begin Quoted passage

In what becomes in effect an explicit renunciation of marxism (Lyotard
was a founder member of the Socialism or Barbarism group in the
1950s), Lyotard returns to Kant—especially to the critique of judgement—
to reflect upon the origins of modern social thought, aesthetics and the
relationship between the two. He sets out to examine the philosohical
underpinnings of the Enlightenment project which is defined as a twofold
impetus towards universalization (reason) and social engineering
(revolution), both of which find support and legitimacy in the related
doctrines of progress, social plannning and historical ‘necessity’. Much of
Lyotard’s (1986b) argument turns on an involved discussion of the
distinction in Kant (following Burke) between the two orders of aesthetic
experience: the beautiful and the sublime. Whereas the beautiful in Kant
consists in all those views, objects, sounds from which we derive aesthetic
pleasure but which can be framed, contained, harmoniously assimilated,
the sublime is reserved for all those phenomena which exceed logical
containment and which elicit a mixture of both pleasure and terror in the
viewer (Burke mentions, for instance, the spectacle of a stormy sea or a
volcano).

end Quoted passage

__Short problem A__: Summarize the passage on Lyotard and Kant in two sentences.
__Short problem B__: According to the passage on Lyotard and Kant, what two orders of aesthetic experience does Kant distinguish?
__Short problem C__: Extend the passage on Lyotard's reading of Kant with a few more sentences, starting right after its final sentence.

begin Items

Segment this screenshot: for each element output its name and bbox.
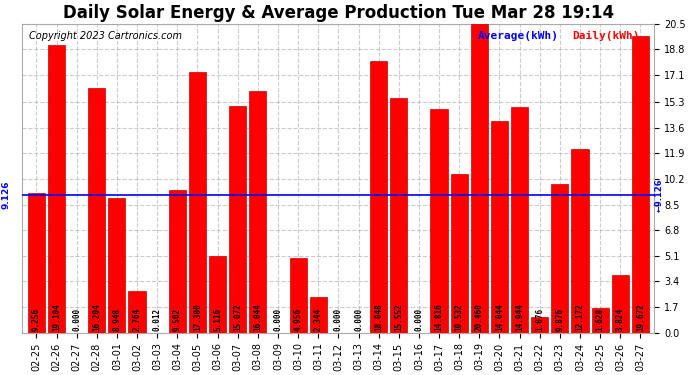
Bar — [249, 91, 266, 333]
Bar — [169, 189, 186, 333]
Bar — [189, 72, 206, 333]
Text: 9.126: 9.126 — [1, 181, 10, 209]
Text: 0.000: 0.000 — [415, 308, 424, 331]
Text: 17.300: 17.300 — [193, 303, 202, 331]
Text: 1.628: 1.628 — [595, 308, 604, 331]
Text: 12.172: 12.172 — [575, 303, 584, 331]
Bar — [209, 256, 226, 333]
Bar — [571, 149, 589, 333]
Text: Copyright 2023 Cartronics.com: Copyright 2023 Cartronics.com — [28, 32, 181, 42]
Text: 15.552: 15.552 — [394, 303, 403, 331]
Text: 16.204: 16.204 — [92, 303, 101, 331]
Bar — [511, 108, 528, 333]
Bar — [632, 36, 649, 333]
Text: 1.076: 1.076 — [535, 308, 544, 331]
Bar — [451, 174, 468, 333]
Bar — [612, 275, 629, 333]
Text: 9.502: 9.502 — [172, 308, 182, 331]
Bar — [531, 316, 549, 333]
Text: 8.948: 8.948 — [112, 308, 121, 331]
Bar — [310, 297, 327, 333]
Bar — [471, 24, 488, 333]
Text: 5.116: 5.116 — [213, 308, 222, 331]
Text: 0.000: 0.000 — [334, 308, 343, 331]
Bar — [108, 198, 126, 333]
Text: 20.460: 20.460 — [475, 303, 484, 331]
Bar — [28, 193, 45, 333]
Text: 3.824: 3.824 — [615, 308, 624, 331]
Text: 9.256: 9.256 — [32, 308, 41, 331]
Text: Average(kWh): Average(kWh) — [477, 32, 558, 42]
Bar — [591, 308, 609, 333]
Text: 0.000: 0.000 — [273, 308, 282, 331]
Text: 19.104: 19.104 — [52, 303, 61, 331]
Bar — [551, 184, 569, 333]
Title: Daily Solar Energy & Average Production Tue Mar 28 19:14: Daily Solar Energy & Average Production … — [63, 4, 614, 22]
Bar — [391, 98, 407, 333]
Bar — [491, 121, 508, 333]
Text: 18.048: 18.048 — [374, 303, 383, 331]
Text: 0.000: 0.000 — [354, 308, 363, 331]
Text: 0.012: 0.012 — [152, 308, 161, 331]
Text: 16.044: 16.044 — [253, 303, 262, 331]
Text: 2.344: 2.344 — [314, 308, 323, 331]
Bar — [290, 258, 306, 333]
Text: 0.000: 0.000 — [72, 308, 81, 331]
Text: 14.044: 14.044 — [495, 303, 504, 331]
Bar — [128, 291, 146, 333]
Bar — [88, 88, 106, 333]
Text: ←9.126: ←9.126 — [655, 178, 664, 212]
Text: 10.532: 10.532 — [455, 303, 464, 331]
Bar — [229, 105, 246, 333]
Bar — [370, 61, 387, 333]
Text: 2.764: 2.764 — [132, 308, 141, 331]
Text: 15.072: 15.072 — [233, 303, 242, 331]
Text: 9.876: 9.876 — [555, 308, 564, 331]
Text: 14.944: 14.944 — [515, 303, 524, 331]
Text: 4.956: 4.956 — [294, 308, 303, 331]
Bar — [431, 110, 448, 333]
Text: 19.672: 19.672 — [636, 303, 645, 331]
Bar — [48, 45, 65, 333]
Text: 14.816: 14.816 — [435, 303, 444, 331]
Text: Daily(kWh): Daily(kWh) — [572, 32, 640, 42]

end Items

__Answer A__: Lyotard, a founder member of the Socialism or Barbarism group in the 1950s, effectively renounces marxism by returning to Kant's critique of judgement to examine the philosophical underpinnings of the Enlightenment project, defined as a twofold impetus toward universalization (reason) and social engineering (revolution). Much of his argument turns on Kant's distinction, following Burke, between the beautiful, which can be framed and harmoniously assimilated, and the sublime, which exceeds logical containment and elicits a mixture of pleasure and terror.

__Answer B__: The beautiful and the sublime.

__Answer C__:
Lyotard argues that in so far as the various modernist literary and
artistic avant gardes attempt to ‘present the unpresentable’ (through
abstraction, alienation, defamiliarization, etc.) they remain firmly
committed to an aesthetics of the sublime rather than the beautiful. For
Lyotard, a properly avant garde poem or canvas takes us to this sublime
point where consciousness and being bang up against their own limitations
in the prospect of absolute otherness—God or infinity—in the prospect,
that is, of their disappearance in death and silence. That encounter compels
the spectator’s, the reader’s and the artist’s subjectivities to be predicated
for as long as it lasts in an unliveable tense: the post modern tense.
Postmodernity is here defined as a condition that is also a contradiction in
terms. Lyotard calls this timeless tense the future anterior: ‘post’ meaning
‘after’, ‘modo’ meaning ‘now’. (What Lyotard calls ‘post modernity’ is
similar to Paul de Man’s (1983) a(nti)historical definition of ‘modernity’ as
the perpetual present tense within which human beings have always lived
at all times and in all places pinioned forever between a disintegrating,
irrecoverable, half remembered past and an always uncertain future.)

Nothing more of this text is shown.